- [Requirements]: Pick out the lines containing "อชะแนะ".

Stored data:
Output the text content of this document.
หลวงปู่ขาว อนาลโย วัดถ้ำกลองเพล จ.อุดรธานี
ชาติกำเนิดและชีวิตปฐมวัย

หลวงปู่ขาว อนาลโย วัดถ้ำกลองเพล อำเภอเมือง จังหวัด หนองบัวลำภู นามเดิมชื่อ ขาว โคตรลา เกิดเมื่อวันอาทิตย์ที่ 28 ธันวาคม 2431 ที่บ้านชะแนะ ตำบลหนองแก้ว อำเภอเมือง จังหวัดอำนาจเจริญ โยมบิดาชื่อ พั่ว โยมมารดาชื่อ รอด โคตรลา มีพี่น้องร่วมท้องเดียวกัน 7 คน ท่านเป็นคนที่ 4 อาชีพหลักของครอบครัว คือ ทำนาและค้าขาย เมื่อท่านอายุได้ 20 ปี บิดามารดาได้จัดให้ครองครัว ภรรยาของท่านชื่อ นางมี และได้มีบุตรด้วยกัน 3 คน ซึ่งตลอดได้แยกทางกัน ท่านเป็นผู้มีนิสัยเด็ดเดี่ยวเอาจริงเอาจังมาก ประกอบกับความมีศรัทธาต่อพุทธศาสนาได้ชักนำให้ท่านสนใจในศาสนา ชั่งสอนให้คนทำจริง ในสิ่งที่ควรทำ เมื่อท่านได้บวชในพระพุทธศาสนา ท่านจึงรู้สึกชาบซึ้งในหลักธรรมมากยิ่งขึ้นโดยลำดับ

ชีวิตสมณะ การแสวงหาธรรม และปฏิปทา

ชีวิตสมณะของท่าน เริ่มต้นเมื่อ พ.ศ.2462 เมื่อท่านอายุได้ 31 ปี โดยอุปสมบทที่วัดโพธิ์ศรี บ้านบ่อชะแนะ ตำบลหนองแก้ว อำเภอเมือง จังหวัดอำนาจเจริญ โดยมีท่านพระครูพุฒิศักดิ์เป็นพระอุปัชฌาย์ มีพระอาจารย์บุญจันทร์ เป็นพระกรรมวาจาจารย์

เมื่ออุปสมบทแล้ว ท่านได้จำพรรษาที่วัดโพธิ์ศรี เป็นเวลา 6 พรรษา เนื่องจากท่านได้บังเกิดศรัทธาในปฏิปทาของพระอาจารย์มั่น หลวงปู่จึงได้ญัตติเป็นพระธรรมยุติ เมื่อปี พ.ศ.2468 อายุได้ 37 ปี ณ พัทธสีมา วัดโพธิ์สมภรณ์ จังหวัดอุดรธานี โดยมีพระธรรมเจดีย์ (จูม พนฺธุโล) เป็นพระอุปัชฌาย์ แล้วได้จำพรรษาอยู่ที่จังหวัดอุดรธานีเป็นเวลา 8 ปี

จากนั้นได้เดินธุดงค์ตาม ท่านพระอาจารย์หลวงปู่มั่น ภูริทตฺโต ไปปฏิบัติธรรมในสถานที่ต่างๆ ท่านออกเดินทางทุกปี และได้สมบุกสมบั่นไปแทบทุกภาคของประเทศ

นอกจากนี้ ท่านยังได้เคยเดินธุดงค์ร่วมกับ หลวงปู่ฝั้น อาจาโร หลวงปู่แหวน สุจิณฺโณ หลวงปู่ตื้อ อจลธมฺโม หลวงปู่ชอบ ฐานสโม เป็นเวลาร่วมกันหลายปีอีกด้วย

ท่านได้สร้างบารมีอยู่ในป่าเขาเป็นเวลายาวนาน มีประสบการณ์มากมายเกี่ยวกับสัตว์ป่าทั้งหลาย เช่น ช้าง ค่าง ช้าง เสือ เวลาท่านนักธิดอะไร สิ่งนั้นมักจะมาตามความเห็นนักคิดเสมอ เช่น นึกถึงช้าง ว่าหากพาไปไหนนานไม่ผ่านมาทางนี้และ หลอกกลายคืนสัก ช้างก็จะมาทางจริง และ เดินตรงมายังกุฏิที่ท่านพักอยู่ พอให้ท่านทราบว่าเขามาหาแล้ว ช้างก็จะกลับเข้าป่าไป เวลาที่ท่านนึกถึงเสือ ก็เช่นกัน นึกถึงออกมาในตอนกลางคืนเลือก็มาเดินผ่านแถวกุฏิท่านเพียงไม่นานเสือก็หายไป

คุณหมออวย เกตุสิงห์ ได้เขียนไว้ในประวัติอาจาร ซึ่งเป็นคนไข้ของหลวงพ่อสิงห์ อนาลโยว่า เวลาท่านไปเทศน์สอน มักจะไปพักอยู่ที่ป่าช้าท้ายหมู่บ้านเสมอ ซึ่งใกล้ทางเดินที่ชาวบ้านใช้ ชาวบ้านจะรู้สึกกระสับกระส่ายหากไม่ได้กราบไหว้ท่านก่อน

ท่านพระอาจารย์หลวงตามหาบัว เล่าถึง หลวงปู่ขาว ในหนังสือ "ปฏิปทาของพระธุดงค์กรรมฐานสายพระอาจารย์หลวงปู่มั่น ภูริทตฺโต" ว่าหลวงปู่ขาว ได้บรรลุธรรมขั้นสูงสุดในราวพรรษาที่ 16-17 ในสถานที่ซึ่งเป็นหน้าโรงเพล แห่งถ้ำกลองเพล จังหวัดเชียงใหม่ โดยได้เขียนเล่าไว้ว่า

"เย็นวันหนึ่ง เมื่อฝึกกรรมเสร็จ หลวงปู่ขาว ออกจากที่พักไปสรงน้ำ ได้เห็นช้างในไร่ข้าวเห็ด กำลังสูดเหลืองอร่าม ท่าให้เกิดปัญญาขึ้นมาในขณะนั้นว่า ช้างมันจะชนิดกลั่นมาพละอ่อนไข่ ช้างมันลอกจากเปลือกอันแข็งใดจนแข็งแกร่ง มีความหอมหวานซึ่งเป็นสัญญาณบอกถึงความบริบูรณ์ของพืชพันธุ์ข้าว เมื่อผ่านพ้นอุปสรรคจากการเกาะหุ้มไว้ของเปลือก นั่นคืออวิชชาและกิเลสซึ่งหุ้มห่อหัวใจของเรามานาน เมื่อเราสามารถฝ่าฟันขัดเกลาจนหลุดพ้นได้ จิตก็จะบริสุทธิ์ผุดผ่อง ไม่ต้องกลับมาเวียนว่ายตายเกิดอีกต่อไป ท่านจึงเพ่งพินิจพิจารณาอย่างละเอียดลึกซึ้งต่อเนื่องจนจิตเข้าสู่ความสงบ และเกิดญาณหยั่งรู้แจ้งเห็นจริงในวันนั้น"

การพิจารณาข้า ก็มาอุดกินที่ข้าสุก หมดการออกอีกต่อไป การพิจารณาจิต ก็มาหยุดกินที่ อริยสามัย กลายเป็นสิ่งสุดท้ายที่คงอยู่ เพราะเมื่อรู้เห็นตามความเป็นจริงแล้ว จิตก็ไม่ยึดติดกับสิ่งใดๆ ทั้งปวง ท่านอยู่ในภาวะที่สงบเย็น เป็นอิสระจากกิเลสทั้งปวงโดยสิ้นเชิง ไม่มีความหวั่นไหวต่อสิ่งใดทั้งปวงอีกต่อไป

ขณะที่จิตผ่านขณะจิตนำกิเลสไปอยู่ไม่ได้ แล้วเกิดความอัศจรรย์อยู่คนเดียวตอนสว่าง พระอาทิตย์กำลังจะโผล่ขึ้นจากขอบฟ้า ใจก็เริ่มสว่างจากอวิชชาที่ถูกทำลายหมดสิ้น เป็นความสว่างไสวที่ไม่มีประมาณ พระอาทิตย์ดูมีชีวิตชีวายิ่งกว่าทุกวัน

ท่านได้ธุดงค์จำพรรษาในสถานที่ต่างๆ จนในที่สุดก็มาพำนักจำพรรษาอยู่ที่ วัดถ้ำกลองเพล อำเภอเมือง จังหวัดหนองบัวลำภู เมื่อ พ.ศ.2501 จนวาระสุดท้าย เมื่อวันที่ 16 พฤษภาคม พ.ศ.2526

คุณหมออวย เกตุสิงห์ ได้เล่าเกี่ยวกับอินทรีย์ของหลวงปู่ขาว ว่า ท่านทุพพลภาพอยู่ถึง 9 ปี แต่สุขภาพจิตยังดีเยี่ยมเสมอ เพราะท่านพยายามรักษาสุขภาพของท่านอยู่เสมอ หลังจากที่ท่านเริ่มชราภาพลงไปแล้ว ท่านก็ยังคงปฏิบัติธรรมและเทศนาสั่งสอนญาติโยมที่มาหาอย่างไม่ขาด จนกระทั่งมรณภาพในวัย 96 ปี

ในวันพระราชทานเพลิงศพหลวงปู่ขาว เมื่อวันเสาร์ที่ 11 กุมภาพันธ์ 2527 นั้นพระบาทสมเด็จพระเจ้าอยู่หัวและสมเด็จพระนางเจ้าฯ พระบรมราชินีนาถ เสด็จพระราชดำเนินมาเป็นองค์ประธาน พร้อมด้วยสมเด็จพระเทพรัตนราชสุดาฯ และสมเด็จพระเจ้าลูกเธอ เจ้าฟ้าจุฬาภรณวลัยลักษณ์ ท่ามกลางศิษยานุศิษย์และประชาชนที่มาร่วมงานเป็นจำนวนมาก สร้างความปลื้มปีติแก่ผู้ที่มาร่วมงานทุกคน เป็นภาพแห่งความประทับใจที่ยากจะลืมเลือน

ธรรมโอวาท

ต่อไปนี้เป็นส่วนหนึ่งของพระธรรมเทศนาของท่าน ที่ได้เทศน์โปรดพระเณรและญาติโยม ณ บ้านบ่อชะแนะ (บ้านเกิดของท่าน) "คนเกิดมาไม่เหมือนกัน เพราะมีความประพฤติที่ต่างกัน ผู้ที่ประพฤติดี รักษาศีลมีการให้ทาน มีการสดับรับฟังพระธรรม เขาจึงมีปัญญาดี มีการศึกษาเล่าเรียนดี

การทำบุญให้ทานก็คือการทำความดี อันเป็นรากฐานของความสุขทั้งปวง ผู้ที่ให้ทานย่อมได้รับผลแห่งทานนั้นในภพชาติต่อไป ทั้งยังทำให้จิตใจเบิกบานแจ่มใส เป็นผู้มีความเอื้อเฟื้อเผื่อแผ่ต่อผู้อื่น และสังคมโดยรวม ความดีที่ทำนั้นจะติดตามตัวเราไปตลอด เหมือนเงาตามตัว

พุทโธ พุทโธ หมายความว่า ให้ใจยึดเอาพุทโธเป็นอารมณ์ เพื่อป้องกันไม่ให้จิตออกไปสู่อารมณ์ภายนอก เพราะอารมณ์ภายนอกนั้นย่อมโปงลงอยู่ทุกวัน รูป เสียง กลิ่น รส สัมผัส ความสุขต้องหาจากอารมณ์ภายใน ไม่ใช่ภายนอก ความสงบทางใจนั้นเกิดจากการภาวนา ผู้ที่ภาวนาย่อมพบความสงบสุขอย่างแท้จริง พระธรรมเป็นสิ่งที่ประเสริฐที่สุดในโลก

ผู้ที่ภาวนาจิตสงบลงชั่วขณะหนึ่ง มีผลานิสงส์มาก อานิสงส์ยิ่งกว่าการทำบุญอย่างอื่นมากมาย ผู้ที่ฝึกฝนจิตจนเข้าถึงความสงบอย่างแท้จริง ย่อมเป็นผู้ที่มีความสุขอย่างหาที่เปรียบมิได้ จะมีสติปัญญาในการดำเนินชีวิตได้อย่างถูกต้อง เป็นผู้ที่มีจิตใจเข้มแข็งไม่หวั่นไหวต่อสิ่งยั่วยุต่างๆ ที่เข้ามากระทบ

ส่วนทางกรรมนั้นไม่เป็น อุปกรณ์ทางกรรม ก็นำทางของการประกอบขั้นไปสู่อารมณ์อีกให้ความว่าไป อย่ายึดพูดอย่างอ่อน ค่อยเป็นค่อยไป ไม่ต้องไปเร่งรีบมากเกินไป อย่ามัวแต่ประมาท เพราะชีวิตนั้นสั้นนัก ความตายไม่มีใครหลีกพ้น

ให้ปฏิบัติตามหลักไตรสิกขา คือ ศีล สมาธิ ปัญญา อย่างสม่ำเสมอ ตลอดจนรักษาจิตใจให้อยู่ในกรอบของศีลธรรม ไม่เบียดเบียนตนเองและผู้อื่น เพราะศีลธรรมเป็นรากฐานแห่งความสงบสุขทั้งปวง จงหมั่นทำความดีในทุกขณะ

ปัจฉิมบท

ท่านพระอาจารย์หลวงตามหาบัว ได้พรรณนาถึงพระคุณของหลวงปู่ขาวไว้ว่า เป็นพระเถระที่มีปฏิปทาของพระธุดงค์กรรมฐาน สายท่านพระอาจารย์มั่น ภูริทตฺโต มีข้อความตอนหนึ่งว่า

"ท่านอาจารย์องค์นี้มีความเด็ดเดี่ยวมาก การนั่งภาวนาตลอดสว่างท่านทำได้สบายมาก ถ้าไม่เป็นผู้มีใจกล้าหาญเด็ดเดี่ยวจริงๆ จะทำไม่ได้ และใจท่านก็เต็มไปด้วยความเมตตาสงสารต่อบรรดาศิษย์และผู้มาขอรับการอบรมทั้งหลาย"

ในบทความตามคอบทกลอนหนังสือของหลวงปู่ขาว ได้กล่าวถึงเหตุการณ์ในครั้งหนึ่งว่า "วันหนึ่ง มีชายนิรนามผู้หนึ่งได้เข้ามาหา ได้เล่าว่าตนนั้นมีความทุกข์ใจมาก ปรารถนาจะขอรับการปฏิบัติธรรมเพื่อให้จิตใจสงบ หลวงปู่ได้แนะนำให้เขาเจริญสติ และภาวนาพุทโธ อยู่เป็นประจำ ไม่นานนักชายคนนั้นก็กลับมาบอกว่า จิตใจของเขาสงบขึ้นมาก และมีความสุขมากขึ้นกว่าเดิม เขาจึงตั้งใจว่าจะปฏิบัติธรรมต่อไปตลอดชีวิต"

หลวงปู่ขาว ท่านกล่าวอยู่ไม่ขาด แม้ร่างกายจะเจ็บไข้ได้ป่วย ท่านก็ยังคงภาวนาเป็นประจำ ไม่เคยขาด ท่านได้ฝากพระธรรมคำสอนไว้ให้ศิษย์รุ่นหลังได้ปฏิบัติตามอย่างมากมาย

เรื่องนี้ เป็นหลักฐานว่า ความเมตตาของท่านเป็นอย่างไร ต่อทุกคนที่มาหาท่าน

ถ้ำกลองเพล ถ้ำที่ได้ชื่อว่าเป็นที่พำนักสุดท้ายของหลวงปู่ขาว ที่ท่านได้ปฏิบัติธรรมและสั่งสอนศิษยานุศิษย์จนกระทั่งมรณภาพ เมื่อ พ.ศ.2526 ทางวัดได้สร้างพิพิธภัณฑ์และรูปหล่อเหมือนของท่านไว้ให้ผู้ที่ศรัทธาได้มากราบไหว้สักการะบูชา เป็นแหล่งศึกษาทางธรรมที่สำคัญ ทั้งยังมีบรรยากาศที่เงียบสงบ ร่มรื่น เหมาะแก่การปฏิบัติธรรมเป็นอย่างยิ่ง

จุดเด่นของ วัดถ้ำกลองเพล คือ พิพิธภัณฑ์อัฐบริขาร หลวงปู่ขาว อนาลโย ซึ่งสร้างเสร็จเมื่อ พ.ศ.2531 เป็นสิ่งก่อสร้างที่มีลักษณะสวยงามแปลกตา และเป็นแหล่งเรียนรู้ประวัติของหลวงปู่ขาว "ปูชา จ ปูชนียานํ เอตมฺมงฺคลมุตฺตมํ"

- [Full response]:
ชีวิตสมณะของท่าน เริ่มต้นเมื่อ พ.ศ.2462 เมื่อท่านอายุได้ 31 ปี โดยอุปสมบทที่วัดโพธิ์ศรี บ้านบ่อชะแนะ ตำบลหนองแก้ว อำเภอเมือง จังหวัดอำนาจเจริญ โดยมีท่านพระครูพุฒิศักดิ์เป็นพระอุปัชฌาย์ มีพระอาจารย์บุญจันทร์ เป็นพระกรรมวาจาจารย์
ต่อไปนี้เป็นส่วนหนึ่งของพระธรรมเทศนาของท่าน ที่ได้เทศน์โปรดพระเณรและญาติโยม ณ บ้านบ่อชะแนะ (บ้านเกิดของท่าน) "คนเกิดมาไม่เหมือนกัน เพราะมีความประพฤติที่ต่างกัน ผู้ที่ประพฤติดี รักษาศีลมีการให้ทาน มีการสดับรับฟังพระธรรม เขาจึงมีปัญญาดี มีการศึกษาเล่าเรียนดี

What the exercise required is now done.